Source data
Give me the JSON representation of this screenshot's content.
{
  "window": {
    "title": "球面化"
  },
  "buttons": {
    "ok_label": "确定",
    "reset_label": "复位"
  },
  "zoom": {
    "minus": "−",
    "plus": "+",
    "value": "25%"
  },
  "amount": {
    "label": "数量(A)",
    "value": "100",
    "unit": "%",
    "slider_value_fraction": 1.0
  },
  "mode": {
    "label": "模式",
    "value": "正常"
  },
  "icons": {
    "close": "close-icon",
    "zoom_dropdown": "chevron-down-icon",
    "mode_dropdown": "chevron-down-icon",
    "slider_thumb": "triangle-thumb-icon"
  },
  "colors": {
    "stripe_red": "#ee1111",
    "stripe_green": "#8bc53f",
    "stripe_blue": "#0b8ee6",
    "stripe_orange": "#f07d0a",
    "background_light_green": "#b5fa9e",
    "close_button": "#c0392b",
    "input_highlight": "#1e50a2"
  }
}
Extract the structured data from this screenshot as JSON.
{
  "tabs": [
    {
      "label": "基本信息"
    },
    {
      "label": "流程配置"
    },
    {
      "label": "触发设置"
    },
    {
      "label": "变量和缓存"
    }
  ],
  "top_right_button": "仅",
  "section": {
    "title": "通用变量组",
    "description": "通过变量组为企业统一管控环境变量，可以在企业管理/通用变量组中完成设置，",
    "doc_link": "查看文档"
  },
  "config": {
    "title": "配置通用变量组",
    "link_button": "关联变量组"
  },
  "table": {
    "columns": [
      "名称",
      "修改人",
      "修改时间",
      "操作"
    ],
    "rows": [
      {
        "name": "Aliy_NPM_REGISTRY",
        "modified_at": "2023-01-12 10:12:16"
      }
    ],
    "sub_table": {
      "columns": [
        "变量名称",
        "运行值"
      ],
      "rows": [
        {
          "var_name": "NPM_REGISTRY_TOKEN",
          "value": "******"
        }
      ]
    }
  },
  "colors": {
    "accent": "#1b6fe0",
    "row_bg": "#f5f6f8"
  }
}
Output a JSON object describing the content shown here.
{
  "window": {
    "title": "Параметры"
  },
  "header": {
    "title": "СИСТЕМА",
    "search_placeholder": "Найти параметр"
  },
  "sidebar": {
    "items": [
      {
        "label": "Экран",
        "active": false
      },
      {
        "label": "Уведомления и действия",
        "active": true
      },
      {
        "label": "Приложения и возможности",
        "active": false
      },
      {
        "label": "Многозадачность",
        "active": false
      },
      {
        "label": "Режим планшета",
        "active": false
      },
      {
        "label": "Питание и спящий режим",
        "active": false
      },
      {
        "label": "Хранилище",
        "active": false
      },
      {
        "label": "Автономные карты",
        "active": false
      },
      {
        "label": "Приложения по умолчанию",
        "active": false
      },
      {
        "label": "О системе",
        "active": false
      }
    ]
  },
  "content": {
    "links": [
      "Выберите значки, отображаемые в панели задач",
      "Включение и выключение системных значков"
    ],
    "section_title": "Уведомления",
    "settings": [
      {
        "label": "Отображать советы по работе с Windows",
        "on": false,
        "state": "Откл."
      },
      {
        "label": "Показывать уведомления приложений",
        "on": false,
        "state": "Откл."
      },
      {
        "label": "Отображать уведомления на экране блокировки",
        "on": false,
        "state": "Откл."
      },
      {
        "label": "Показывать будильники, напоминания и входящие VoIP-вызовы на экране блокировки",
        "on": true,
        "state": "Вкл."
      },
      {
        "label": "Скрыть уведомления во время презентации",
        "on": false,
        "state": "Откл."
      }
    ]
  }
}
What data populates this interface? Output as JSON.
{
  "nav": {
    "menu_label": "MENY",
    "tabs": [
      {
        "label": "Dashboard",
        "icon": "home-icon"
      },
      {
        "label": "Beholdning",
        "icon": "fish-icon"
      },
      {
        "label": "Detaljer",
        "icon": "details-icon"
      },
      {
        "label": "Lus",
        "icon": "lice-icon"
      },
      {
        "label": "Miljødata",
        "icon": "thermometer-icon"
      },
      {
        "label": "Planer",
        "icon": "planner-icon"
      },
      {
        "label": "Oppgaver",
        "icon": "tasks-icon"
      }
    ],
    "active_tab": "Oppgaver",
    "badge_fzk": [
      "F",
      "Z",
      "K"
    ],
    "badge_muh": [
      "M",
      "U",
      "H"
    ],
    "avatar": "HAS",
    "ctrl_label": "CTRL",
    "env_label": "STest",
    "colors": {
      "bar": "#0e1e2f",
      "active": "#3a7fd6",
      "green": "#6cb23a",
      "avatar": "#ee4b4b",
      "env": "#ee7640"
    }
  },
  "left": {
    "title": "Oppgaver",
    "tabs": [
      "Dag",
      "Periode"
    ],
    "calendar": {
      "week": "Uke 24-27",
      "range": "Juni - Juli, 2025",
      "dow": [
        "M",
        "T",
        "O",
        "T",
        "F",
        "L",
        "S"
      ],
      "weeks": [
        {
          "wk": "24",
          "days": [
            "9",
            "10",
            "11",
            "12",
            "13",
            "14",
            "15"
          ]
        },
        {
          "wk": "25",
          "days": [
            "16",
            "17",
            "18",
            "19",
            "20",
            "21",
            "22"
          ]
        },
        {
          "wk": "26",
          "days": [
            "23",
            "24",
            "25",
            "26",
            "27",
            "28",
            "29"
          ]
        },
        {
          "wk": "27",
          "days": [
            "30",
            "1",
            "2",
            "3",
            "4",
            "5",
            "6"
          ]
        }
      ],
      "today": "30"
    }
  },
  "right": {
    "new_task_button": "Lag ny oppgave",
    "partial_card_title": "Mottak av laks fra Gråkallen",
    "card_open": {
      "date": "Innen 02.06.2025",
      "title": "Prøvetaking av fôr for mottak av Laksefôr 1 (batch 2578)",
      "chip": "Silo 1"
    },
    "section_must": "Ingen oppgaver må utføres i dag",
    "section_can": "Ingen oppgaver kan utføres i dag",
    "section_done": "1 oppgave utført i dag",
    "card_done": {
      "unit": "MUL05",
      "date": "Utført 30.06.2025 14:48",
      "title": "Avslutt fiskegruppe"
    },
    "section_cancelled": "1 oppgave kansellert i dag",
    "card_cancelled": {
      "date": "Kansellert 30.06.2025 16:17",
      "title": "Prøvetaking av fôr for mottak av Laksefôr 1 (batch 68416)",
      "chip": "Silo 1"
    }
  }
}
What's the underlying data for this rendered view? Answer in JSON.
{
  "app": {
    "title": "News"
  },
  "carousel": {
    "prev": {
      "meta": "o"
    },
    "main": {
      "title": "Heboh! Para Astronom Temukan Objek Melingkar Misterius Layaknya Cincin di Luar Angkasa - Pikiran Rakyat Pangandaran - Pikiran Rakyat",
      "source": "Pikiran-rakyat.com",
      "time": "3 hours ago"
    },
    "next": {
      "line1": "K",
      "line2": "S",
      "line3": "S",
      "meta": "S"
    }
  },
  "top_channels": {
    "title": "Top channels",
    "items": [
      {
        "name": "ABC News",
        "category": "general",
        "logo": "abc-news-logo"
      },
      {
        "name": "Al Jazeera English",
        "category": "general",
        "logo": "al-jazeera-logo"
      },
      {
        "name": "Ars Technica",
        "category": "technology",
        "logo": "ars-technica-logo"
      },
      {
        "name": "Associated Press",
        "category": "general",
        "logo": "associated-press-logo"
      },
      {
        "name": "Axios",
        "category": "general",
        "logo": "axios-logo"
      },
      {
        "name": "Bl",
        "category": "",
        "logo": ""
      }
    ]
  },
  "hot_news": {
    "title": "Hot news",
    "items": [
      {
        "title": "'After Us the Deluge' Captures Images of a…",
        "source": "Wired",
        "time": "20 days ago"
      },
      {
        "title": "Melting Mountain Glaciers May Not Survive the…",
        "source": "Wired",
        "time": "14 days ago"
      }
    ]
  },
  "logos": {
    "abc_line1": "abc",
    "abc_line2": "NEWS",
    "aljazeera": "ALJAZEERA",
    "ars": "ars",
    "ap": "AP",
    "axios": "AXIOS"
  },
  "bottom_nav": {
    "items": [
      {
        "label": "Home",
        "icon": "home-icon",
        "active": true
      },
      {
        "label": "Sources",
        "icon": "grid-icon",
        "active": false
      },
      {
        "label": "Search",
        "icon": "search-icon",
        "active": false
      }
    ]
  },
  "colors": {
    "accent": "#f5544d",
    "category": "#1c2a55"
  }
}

* _What is asked_:
Search the records for the word "time" and copy every line where it occurs.

* _The reply_:
      "time": "3 hours ago"
        "time": "20 days ago"
        "time": "14 days ago"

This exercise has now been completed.